Quote the whole listing word for word, please.

MATERIAL FOR THE TASK:
◆ ◆ ◆

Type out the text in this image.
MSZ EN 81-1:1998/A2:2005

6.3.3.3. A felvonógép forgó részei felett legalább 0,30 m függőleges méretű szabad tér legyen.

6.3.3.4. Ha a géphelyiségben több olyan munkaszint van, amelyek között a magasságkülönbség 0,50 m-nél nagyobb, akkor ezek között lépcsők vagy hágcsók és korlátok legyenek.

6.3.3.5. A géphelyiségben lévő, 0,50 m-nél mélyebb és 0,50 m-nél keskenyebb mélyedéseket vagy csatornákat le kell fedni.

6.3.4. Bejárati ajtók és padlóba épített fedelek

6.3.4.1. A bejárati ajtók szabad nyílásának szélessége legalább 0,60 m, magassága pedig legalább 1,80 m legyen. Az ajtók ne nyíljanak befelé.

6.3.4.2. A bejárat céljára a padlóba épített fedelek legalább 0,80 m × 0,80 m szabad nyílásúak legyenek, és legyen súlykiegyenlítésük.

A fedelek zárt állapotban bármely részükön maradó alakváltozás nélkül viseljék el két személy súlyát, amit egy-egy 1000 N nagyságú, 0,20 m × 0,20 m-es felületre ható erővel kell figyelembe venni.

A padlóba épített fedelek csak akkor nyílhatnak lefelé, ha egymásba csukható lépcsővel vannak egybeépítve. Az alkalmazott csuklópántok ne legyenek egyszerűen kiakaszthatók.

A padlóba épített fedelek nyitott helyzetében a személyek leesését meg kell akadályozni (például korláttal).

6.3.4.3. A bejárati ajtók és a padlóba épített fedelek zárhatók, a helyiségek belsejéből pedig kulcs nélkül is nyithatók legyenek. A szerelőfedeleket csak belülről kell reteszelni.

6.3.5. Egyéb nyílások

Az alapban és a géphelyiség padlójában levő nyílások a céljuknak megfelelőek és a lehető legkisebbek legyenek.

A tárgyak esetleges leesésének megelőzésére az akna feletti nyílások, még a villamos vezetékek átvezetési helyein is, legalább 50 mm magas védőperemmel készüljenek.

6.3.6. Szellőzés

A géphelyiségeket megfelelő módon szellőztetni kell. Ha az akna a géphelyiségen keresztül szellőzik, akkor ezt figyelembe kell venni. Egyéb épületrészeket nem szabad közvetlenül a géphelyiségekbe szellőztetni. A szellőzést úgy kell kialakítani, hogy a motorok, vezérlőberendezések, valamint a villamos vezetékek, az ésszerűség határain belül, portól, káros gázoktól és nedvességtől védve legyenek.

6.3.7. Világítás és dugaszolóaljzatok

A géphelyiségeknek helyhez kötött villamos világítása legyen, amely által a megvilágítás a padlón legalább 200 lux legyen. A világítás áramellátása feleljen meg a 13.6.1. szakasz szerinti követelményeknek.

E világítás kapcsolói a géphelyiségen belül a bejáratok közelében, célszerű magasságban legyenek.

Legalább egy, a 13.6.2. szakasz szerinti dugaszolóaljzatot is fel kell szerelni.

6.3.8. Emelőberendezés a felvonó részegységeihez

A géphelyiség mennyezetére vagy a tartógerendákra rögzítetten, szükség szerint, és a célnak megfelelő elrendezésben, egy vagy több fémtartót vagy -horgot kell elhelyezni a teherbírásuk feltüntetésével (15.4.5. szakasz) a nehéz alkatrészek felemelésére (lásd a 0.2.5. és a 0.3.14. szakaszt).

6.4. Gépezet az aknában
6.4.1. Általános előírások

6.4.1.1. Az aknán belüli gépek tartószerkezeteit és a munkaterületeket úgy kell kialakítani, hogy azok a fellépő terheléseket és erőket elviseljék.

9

◆ ◆ ◆

WRITTEN REPLY:
Type out the text in this image.
MSZ EN 81-1:1998/A2:2005

6.3.3.3. A felvonógép forgó részei felett legalább 0,30 m függőleges méretű szabad tér legyen.

6.3.3.4. Ha a géphelyiségben több olyan munkaszint van, amelyek között a magasságkülönbség 0,50 m-nél nagyobb, akkor ezek között lépcsők vagy hágcsók és korlátok legyenek.

6.3.3.5. A géphelyiségben lévő, 0,50 m-nél mélyebb és 0,50 m-nél keskenyebb mélyedéseket vagy csatornákat le kell fedni.

6.3.4. Bejárati ajtók és padlóba épített fedelek

6.3.4.1. A bejárati ajtók szabad nyílásának szélessége legalább 0,60 m, magassága pedig legalább 1,80 m legyen. Az ajtók ne nyíljanak befelé.

6.3.4.2. A bejárat céljára a padlóba épített fedelek legalább 0,80 m × 0,80 m szabad nyílásúak legyenek, és legyen súlykiegyenlítésük.

A fedelek zárt állapotban bármely részükön maradó alakváltozás nélkül viseljék el két személy súlyát, amit egy-egy 1000 N nagyságú, 0,20 m × 0,20 m-es felületre ható erővel kell figyelembe venni.

A padlóba épített fedelek csak akkor nyílhatnak lefelé, ha egymásba csukható lépcsővel vannak egybeépítve. Az alkalmazott csuklópántok ne legyenek egyszerűen kiakaszthatók.

A padlóba épített fedelek nyitott helyzetében a személyek leesését meg kell akadályozni (például korláttal).

6.3.4.3. A bejárati ajtók és a padlóba épített fedelek zárhatók, a helyiségek belsejéből pedig kulcs nélkül is nyithatók legyenek. A szerelőfedeleket csak belülről kell reteszelni.

6.3.5. Egyéb nyílások

Az alapban és a géphelyiség padlójában levő nyílások a céljuknak megfelelőek és a lehető legkisebbek legyenek.

A tárgyak esetleges leesésének megelőzésére az akna feletti nyílások, még a villamos vezetékek átvezetési helyein is, legalább 50 mm magas védőperemmel készüljenek.

6.3.6. Szellőzés

A géphelyiségeket megfelelő módon szellőztetni kell. Ha az akna a géphelyiségen keresztül szellőzik, akkor ezt figyelembe kell venni. Egyéb épületrészeket nem szabad közvetlenül a géphelyiségekbe szellőztetni. A szellőzést úgy kell kialakítani, hogy a motorok, vezérlőberendezések, valamint a villamos vezetékek, az ésszerűség határain belül, portól, káros gázoktól és nedvességtől védve legyenek.

6.3.7. Világítás és dugaszolóaljzatok

A géphelyiségeknek helyhez kötött villamos világítása legyen, amely által a megvilágítás a padlón legalább 200 lux legyen. A világítás áramellátása feleljen meg a 13.6.1. szakasz szerinti követelményeknek.

E világítás kapcsolói a géphelyiségen belül a bejáratok közelében, célszerű magasságban legyenek.

Legalább egy, a 13.6.2. szakasz szerinti dugaszolóaljzatot is fel kell szerelni.

6.3.8. Emelőberendezés a felvonó részegységeihez

A géphelyiség mennyezetére vagy a tartógerendákra rögzítetten, szükség szerint, és a célnak megfelelő elrendezésben, egy vagy több fémtartót vagy -horgot kell elhelyezni a teherbírásuk feltüntetésével (15.4.5. szakasz) a nehéz alkatrészek felemelésére (lásd a 0.2.5. és a 0.3.14. szakaszt).

6.4. Gépezet az aknában
6.4.1. Általános előírások

6.4.1.1. Az aknán belüli gépek tartószerkezeteit és a munkaterületeket úgy kell kialakítani, hogy azok a fellépő terheléseket és erőket elviseljék.

9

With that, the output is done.